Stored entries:

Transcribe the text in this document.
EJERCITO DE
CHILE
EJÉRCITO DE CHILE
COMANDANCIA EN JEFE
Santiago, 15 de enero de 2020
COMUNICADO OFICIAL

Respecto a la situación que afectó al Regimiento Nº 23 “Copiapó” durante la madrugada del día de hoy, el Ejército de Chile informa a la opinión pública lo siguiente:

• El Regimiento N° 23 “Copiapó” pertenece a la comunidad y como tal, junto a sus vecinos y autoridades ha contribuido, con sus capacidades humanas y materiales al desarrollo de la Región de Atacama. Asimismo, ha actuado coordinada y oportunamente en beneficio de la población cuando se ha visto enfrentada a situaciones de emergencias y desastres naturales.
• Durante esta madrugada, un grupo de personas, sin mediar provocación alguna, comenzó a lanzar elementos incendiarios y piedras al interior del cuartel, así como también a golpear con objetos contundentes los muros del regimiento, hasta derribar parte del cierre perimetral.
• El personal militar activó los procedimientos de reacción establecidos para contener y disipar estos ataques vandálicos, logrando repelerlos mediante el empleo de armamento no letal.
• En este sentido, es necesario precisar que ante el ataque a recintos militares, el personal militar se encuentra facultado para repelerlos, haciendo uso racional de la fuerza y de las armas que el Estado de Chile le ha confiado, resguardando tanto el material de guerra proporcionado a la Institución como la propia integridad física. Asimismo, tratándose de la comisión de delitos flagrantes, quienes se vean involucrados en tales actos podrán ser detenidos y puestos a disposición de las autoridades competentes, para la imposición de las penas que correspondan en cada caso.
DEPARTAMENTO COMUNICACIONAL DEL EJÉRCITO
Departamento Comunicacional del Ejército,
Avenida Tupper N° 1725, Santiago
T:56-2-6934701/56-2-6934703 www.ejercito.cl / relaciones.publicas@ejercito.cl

# WRITTEN REQUEST
Repeat all of the records above exactly as they appear.

# TASK ANSWER
Transcribe the text in this document.
EJERCITO DE
CHILE
EJÉRCITO DE CHILE
COMANDANCIA EN JEFE
Santiago, 15 de enero de 2020
COMUNICADO OFICIAL

Respecto a la situación que afectó al Regimiento Nº 23 “Copiapó” durante la madrugada del día de hoy, el Ejército de Chile informa a la opinión pública lo siguiente:

• El Regimiento N° 23 “Copiapó” pertenece a la comunidad y como tal, junto a sus vecinos y autoridades ha contribuido, con sus capacidades humanas y materiales al desarrollo de la Región de Atacama. Asimismo, ha actuado coordinada y oportunamente en beneficio de la población cuando se ha visto enfrentada a situaciones de emergencias y desastres naturales.
• Durante esta madrugada, un grupo de personas, sin mediar provocación alguna, comenzó a lanzar elementos incendiarios y piedras al interior del cuartel, así como también a golpear con objetos contundentes los muros del regimiento, hasta derribar parte del cierre perimetral.
• El personal militar activó los procedimientos de reacción establecidos para contener y disipar estos ataques vandálicos, logrando repelerlos mediante el empleo de armamento no letal.
• En este sentido, es necesario precisar que ante el ataque a recintos militares, el personal militar se encuentra facultado para repelerlos, haciendo uso racional de la fuerza y de las armas que el Estado de Chile le ha confiado, resguardando tanto el material de guerra proporcionado a la Institución como la propia integridad física. Asimismo, tratándose de la comisión de delitos flagrantes, quienes se vean involucrados en tales actos podrán ser detenidos y puestos a disposición de las autoridades competentes, para la imposición de las penas que correspondan en cada caso.
DEPARTAMENTO COMUNICACIONAL DEL EJÉRCITO
Departamento Comunicacional del Ejército,
Avenida Tupper N° 1725, Santiago
T:56-2-6934701/56-2-6934703 www.ejercito.cl / relaciones.publicas@ejercito.cl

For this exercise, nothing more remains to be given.